Return the whole listing, keeping every character the same.

ENTRIES SHOWN start

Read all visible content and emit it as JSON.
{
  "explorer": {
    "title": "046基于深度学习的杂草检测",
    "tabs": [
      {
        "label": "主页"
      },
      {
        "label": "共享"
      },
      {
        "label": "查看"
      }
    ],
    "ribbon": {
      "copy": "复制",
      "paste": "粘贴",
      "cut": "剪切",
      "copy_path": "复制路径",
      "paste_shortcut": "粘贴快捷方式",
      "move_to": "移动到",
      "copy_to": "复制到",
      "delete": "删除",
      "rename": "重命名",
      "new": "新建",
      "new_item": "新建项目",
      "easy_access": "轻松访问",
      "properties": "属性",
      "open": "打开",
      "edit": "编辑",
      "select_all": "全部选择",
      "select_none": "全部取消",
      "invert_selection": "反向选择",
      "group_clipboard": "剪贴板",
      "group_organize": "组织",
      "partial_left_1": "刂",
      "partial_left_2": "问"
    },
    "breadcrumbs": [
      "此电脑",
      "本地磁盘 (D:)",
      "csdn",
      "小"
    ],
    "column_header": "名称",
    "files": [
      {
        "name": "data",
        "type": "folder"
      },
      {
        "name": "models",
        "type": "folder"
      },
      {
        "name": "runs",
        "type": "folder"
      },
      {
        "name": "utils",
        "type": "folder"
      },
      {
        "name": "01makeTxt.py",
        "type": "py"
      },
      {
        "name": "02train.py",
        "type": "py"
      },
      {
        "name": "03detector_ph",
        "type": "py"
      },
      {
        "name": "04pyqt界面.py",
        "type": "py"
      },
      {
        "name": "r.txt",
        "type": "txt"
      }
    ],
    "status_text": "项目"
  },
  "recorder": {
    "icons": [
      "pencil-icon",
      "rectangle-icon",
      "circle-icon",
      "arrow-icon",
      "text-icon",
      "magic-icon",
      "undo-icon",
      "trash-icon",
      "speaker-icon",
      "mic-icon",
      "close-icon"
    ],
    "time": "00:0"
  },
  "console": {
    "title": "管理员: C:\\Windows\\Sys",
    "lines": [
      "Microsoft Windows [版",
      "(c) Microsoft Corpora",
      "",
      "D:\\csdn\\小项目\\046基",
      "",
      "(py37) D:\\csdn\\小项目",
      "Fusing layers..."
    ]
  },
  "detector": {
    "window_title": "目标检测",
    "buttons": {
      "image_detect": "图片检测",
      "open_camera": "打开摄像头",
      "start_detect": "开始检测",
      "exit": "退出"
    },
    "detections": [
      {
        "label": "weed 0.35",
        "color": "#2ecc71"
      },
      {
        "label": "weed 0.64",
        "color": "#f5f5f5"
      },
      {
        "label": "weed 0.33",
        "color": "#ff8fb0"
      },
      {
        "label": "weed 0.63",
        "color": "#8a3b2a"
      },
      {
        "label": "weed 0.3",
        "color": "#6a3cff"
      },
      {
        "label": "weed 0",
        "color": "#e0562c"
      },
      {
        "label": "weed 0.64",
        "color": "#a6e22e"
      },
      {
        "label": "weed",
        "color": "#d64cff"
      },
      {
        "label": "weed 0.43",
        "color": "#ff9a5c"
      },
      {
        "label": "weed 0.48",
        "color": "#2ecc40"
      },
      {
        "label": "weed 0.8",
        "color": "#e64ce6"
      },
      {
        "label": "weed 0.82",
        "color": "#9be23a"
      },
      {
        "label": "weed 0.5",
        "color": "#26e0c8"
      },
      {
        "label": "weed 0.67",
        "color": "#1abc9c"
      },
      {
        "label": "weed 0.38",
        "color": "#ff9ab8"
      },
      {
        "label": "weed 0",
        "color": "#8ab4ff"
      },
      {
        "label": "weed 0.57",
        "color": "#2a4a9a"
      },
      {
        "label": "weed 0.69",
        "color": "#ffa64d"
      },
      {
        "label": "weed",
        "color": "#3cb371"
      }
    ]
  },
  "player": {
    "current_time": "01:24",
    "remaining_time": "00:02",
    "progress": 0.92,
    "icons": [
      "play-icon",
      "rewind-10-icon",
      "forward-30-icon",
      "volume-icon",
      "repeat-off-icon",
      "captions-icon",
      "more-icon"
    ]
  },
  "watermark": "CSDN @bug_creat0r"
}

ENTRIES SHOWN end

▶ **ANSWER FOR THIS EXERCISE**
Read all visible content and emit it as JSON.
{
  "explorer": {
    "title": "046基于深度学习的杂草检测",
    "tabs": [
      {
        "label": "主页"
      },
      {
        "label": "共享"
      },
      {
        "label": "查看"
      }
    ],
    "ribbon": {
      "copy": "复制",
      "paste": "粘贴",
      "cut": "剪切",
      "copy_path": "复制路径",
      "paste_shortcut": "粘贴快捷方式",
      "move_to": "移动到",
      "copy_to": "复制到",
      "delete": "删除",
      "rename": "重命名",
      "new": "新建",
      "new_item": "新建项目",
      "easy_access": "轻松访问",
      "properties": "属性",
      "open": "打开",
      "edit": "编辑",
      "select_all": "全部选择",
      "select_none": "全部取消",
      "invert_selection": "反向选择",
      "group_clipboard": "剪贴板",
      "group_organize": "组织",
      "partial_left_1": "刂",
      "partial_left_2": "问"
    },
    "breadcrumbs": [
      "此电脑",
      "本地磁盘 (D:)",
      "csdn",
      "小"
    ],
    "column_header": "名称",
    "files": [
      {
        "name": "data",
        "type": "folder"
      },
      {
        "name": "models",
        "type": "folder"
      },
      {
        "name": "runs",
        "type": "folder"
      },
      {
        "name": "utils",
        "type": "folder"
      },
      {
        "name": "01makeTxt.py",
        "type": "py"
      },
      {
        "name": "02train.py",
        "type": "py"
      },
      {
        "name": "03detector_ph",
        "type": "py"
      },
      {
        "name": "04pyqt界面.py",
        "type": "py"
      },
      {
        "name": "r.txt",
        "type": "txt"
      }
    ],
    "status_text": "项目"
  },
  "recorder": {
    "icons": [
      "pencil-icon",
      "rectangle-icon",
      "circle-icon",
      "arrow-icon",
      "text-icon",
      "magic-icon",
      "undo-icon",
      "trash-icon",
      "speaker-icon",
      "mic-icon",
      "close-icon"
    ],
    "time": "00:0"
  },
  "console": {
    "title": "管理员: C:\\Windows\\Sys",
    "lines": [
      "Microsoft Windows [版",
      "(c) Microsoft Corpora",
      "",
      "D:\\csdn\\小项目\\046基",
      "",
      "(py37) D:\\csdn\\小项目",
      "Fusing layers..."
    ]
  },
  "detector": {
    "window_title": "目标检测",
    "buttons": {
      "image_detect": "图片检测",
      "open_camera": "打开摄像头",
      "start_detect": "开始检测",
      "exit": "退出"
    },
    "detections": [
      {
        "label": "weed 0.35",
        "color": "#2ecc71"
      },
      {
        "label": "weed 0.64",
        "color": "#f5f5f5"
      },
      {
        "label": "weed 0.33",
        "color": "#ff8fb0"
      },
      {
        "label": "weed 0.63",
        "color": "#8a3b2a"
      },
      {
        "label": "weed 0.3",
        "color": "#6a3cff"
      },
      {
        "label": "weed 0",
        "color": "#e0562c"
      },
      {
        "label": "weed 0.64",
        "color": "#a6e22e"
      },
      {
        "label": "weed",
        "color": "#d64cff"
      },
      {
        "label": "weed 0.43",
        "color": "#ff9a5c"
      },
      {
        "label": "weed 0.48",
        "color": "#2ecc40"
      },
      {
        "label": "weed 0.8",
        "color": "#e64ce6"
      },
      {
        "label": "weed 0.82",
        "color": "#9be23a"
      },
      {
        "label": "weed 0.5",
        "color": "#26e0c8"
      },
      {
        "label": "weed 0.67",
        "color": "#1abc9c"
      },
      {
        "label": "weed 0.38",
        "color": "#ff9ab8"
      },
      {
        "label": "weed 0",
        "color": "#8ab4ff"
      },
      {
        "label": "weed 0.57",
        "color": "#2a4a9a"
      },
      {
        "label": "weed 0.69",
        "color": "#ffa64d"
      },
      {
        "label": "weed",
        "color": "#3cb371"
      }
    ]
  },
  "player": {
    "current_time": "01:24",
    "remaining_time": "00:02",
    "progress": 0.92,
    "icons": [
      "play-icon",
      "rewind-10-icon",
      "forward-30-icon",
      "volume-icon",
      "repeat-off-icon",
      "captions-icon",
      "more-icon"
    ]
  },
  "watermark": "CSDN @bug_creat0r"
}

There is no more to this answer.